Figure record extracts
== == ==

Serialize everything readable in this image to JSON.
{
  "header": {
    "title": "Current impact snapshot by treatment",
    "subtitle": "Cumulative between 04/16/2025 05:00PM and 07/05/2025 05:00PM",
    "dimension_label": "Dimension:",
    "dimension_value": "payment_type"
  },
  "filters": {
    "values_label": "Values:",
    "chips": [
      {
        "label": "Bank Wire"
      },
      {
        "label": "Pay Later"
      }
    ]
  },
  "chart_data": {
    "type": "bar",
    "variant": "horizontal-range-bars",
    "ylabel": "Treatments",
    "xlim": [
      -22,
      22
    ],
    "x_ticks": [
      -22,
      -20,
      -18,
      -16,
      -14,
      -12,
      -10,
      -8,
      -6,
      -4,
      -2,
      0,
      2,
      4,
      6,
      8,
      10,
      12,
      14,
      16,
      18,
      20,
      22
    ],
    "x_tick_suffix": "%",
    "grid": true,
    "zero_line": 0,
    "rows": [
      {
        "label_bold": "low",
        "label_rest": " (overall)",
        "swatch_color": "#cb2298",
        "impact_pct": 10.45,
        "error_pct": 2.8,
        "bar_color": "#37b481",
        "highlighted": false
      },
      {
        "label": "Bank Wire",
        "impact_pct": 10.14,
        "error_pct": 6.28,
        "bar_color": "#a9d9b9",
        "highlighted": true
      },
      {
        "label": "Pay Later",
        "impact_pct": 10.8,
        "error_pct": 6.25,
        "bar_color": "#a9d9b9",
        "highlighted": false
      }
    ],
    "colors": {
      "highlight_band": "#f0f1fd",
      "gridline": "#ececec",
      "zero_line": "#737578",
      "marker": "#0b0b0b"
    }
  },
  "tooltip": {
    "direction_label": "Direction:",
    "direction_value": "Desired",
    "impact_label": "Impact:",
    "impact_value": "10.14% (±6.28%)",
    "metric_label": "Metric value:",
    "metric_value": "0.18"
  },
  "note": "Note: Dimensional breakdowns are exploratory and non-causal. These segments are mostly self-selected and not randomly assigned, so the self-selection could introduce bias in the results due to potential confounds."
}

== == ==

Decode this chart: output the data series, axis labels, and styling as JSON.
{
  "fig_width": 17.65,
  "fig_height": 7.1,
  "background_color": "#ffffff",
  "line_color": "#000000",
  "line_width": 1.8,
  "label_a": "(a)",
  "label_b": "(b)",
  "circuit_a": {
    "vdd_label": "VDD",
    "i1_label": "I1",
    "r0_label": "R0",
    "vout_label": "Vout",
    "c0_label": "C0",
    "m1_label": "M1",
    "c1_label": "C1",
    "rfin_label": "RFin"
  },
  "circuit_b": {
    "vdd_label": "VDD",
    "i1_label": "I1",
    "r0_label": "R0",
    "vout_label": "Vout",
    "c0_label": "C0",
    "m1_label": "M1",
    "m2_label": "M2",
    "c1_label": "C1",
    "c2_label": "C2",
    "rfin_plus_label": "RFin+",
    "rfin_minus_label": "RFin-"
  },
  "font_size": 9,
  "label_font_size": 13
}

== == ==

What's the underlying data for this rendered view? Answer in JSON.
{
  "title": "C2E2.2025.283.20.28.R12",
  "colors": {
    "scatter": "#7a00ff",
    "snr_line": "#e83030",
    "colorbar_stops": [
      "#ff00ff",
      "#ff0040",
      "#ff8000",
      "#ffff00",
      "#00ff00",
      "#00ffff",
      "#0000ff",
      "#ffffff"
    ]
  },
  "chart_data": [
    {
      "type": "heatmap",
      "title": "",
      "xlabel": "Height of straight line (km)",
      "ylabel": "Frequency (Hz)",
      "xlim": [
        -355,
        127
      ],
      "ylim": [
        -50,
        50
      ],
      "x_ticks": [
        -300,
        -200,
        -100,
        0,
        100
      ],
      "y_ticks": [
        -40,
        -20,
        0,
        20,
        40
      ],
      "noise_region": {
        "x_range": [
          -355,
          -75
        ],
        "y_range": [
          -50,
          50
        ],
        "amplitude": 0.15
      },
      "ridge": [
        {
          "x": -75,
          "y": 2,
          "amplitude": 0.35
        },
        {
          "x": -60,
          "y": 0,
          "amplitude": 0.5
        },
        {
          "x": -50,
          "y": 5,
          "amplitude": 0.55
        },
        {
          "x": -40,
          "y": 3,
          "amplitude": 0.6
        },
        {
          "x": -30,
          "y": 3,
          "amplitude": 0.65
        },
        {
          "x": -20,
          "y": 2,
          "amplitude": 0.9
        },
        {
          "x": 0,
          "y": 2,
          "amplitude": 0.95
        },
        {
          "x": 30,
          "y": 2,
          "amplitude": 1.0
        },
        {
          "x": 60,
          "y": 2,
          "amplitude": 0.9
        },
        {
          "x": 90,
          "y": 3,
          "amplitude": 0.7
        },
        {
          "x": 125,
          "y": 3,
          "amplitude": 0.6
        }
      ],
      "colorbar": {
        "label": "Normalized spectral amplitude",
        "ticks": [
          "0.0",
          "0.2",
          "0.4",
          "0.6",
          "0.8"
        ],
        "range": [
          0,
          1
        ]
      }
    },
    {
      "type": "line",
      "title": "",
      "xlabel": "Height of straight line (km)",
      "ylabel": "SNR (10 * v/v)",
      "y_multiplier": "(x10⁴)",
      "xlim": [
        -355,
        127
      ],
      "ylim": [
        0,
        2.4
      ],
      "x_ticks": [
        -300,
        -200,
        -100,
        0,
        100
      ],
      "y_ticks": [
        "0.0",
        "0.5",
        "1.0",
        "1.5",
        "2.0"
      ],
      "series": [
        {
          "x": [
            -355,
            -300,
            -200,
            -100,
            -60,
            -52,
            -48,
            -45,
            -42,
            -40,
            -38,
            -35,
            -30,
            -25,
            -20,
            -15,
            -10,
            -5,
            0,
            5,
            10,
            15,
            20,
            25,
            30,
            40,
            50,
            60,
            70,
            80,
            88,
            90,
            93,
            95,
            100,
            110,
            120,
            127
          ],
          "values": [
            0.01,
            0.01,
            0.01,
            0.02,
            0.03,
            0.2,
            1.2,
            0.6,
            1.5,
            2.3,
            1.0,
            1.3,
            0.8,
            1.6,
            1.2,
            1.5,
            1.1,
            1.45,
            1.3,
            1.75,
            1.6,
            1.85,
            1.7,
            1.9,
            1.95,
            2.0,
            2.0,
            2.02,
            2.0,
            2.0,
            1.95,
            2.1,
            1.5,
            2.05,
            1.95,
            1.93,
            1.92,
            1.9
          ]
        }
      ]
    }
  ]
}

== == ==

EXERCISE GOAL
Across the preceding material, how many lines contain the word "ylabel"? State the number alone.

FINAL ANSWER
3